(Collected data entries)
• • • • • • •

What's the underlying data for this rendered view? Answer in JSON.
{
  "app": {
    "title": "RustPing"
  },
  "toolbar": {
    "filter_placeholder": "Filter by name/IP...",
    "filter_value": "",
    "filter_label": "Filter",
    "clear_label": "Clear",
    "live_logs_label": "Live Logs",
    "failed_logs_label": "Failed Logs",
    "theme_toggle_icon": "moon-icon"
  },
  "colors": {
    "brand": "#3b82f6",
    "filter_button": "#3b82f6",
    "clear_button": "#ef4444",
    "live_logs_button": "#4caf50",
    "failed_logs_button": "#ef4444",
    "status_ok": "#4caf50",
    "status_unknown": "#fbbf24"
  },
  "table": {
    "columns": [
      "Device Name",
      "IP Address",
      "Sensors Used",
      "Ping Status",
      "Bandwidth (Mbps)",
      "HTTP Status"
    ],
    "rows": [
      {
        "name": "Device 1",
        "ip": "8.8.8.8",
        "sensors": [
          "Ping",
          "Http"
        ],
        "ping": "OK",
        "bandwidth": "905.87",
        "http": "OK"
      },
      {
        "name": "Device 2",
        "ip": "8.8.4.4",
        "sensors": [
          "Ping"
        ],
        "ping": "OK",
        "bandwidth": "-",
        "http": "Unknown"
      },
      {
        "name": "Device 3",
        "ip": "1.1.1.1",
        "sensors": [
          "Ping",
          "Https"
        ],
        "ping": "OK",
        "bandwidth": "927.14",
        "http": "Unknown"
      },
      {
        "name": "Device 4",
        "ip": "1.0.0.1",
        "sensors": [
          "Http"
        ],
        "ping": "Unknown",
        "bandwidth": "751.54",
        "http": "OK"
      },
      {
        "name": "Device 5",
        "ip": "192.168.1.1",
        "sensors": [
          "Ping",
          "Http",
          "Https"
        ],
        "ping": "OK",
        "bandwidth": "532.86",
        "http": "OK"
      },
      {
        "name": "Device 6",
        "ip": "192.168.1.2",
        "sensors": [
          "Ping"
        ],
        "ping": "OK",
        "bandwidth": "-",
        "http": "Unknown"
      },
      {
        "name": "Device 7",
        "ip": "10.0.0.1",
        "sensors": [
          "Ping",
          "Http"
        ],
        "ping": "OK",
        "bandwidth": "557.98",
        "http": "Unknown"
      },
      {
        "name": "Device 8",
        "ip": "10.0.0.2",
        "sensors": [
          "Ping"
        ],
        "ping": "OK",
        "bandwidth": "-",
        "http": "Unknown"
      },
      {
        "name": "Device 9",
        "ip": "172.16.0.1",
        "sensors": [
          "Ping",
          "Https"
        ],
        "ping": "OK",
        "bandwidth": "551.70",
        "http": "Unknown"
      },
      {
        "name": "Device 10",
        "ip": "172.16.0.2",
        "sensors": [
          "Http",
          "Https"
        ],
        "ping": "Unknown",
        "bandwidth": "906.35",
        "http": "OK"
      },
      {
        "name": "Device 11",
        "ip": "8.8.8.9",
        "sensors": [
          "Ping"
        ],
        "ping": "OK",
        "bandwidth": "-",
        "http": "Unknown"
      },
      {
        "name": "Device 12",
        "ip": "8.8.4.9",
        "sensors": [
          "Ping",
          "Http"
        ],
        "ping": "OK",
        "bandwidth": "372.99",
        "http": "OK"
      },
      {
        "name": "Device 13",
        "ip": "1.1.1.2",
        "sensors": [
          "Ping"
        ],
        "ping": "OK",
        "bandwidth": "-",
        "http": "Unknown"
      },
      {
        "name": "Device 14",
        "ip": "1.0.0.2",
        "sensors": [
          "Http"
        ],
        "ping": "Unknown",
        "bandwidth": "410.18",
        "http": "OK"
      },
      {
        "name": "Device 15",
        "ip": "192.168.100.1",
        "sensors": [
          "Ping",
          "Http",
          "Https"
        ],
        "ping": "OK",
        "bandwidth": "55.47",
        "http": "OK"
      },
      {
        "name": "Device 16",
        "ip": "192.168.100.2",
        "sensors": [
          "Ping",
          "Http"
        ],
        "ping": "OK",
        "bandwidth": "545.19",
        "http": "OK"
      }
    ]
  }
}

• • • • • • •

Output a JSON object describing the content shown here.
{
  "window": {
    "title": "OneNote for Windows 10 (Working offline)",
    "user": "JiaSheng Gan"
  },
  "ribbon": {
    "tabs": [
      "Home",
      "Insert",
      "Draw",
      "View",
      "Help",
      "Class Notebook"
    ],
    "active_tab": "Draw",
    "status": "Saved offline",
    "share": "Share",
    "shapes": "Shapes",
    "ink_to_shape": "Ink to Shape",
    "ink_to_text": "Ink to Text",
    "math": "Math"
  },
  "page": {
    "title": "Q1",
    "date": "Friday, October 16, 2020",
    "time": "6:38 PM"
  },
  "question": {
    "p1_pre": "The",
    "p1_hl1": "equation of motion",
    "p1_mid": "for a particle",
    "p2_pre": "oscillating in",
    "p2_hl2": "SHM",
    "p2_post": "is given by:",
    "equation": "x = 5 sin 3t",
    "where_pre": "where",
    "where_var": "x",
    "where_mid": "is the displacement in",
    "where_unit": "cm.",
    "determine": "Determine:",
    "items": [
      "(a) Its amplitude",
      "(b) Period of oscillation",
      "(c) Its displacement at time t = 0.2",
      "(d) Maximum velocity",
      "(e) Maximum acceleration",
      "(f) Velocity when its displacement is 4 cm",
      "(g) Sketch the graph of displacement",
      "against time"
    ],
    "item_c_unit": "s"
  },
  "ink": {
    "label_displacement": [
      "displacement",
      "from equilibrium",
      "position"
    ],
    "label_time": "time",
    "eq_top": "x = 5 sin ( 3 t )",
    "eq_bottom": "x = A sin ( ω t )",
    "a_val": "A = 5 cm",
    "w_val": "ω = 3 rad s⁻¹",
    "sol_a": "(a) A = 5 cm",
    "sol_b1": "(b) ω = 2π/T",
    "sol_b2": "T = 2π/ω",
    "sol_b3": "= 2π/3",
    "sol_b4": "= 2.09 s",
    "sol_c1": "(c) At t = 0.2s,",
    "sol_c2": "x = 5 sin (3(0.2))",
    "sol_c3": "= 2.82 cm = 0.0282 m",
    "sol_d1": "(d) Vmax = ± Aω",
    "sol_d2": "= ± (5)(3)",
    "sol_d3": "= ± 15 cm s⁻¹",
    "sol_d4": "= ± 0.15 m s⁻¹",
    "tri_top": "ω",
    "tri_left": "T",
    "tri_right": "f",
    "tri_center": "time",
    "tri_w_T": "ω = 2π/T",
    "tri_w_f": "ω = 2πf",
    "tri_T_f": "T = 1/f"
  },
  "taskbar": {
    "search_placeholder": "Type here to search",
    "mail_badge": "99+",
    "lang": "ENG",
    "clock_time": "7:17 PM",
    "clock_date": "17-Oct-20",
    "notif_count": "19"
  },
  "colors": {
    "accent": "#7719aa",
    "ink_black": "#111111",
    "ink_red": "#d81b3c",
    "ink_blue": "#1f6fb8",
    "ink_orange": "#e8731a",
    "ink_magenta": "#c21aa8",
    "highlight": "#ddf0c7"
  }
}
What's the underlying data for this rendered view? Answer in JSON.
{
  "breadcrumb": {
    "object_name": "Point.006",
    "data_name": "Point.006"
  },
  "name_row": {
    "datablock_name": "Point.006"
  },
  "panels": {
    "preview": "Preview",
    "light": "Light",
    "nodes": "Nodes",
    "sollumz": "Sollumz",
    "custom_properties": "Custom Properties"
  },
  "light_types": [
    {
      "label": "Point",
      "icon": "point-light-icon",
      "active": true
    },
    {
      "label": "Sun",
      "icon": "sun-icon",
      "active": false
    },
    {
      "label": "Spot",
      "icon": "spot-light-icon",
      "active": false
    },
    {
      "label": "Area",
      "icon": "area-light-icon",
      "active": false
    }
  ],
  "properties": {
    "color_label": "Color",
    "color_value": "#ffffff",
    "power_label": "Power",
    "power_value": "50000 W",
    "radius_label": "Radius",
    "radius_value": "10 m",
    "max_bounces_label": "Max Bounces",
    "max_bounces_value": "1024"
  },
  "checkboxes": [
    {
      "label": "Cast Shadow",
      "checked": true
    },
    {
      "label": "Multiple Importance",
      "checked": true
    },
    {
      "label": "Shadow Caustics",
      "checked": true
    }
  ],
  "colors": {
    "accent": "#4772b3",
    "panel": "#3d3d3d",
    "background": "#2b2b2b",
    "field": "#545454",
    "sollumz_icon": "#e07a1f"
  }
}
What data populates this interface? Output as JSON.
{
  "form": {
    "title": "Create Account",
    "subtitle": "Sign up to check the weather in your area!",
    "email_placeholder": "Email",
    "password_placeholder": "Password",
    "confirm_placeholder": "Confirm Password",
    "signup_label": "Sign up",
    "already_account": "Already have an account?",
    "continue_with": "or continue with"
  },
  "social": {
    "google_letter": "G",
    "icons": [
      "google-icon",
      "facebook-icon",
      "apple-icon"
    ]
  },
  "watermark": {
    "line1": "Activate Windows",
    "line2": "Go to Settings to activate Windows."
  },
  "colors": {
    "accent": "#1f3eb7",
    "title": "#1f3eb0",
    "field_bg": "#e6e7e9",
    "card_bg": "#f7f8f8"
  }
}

• • • • • • •

The problem:
Where a line above holds the string "Shadow", show that line.

Answer to this problem:
      "label": "Cast Shadow",
      "label": "Shadow Caustics",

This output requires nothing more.